> **Stated exercise**
Please write out the records word for word, from their first line through the line that contains "candle-body xyxy=(185,187,192,225)", including that line.

┏━━

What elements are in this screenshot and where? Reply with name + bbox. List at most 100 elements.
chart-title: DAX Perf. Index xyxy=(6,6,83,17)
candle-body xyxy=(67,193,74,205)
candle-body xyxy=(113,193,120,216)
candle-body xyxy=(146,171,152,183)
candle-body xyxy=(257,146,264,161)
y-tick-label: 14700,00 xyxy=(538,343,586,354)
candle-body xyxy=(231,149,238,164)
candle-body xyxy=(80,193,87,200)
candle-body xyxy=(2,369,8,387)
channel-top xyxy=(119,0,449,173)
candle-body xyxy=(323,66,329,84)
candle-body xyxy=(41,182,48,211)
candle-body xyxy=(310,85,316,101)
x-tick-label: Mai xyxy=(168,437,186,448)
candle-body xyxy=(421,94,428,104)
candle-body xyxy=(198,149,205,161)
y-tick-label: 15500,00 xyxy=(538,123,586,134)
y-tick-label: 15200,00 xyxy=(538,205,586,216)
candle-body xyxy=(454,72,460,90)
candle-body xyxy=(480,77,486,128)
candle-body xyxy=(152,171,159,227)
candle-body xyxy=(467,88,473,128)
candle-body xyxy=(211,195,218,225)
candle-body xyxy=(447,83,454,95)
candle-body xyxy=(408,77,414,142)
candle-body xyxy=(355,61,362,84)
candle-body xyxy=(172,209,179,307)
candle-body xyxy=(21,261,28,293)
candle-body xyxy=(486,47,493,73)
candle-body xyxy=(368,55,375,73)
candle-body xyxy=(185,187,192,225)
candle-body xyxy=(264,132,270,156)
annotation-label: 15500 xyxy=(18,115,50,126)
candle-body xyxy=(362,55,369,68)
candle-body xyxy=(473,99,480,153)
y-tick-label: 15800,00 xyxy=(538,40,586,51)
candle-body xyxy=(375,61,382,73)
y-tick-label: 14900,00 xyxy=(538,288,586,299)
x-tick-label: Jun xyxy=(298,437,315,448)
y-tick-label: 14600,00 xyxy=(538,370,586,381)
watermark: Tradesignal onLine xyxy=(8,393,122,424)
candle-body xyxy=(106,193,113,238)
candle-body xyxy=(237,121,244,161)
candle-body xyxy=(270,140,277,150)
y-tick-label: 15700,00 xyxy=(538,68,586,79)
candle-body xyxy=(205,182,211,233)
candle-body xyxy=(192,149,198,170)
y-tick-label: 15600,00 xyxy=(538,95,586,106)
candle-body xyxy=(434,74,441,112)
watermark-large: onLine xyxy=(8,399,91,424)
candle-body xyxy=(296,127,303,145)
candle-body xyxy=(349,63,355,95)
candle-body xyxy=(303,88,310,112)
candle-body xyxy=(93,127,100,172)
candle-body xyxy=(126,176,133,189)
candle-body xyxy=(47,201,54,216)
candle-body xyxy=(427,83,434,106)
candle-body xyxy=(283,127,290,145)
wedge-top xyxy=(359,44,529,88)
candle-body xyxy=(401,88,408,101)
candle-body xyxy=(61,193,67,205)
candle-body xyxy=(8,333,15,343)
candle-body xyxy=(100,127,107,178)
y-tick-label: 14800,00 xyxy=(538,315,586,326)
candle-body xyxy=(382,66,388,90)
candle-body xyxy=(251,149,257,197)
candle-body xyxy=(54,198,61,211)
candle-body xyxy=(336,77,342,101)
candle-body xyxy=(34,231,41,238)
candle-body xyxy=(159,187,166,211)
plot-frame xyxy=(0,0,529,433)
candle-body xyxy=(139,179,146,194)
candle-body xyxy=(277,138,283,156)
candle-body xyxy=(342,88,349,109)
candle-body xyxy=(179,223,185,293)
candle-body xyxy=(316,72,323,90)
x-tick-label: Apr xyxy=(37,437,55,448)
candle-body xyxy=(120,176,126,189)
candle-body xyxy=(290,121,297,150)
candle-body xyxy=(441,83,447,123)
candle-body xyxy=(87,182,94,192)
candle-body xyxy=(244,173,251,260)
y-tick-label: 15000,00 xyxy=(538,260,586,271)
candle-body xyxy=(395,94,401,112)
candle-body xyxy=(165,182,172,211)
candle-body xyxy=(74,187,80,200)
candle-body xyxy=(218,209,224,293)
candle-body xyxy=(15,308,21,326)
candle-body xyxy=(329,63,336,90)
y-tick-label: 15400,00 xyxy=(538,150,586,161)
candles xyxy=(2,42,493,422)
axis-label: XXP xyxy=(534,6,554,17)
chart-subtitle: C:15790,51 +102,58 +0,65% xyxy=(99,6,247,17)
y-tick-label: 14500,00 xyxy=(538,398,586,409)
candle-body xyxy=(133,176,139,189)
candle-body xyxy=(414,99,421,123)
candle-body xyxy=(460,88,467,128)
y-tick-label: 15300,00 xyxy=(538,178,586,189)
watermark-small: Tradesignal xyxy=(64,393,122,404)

┗━━

> **Exercise solution**
What elements are in this screenshot and where? Reply with name + bbox. List at most 100 elements.
chart-title: DAX Perf. Index xyxy=(6,6,83,17)
candle-body xyxy=(67,193,74,205)
candle-body xyxy=(113,193,120,216)
candle-body xyxy=(146,171,152,183)
candle-body xyxy=(257,146,264,161)
y-tick-label: 14700,00 xyxy=(538,343,586,354)
candle-body xyxy=(231,149,238,164)
candle-body xyxy=(80,193,87,200)
candle-body xyxy=(2,369,8,387)
channel-top xyxy=(119,0,449,173)
candle-body xyxy=(323,66,329,84)
candle-body xyxy=(41,182,48,211)
candle-body xyxy=(310,85,316,101)
x-tick-label: Mai xyxy=(168,437,186,448)
candle-body xyxy=(421,94,428,104)
candle-body xyxy=(198,149,205,161)
y-tick-label: 15500,00 xyxy=(538,123,586,134)
y-tick-label: 15200,00 xyxy=(538,205,586,216)
candle-body xyxy=(454,72,460,90)
candle-body xyxy=(480,77,486,128)
candle-body xyxy=(152,171,159,227)
candle-body xyxy=(467,88,473,128)
candle-body xyxy=(211,195,218,225)
candle-body xyxy=(447,83,454,95)
candle-body xyxy=(408,77,414,142)
candle-body xyxy=(355,61,362,84)
candle-body xyxy=(172,209,179,307)
candle-body xyxy=(21,261,28,293)
candle-body xyxy=(486,47,493,73)
candle-body xyxy=(368,55,375,73)
candle-body xyxy=(185,187,192,225)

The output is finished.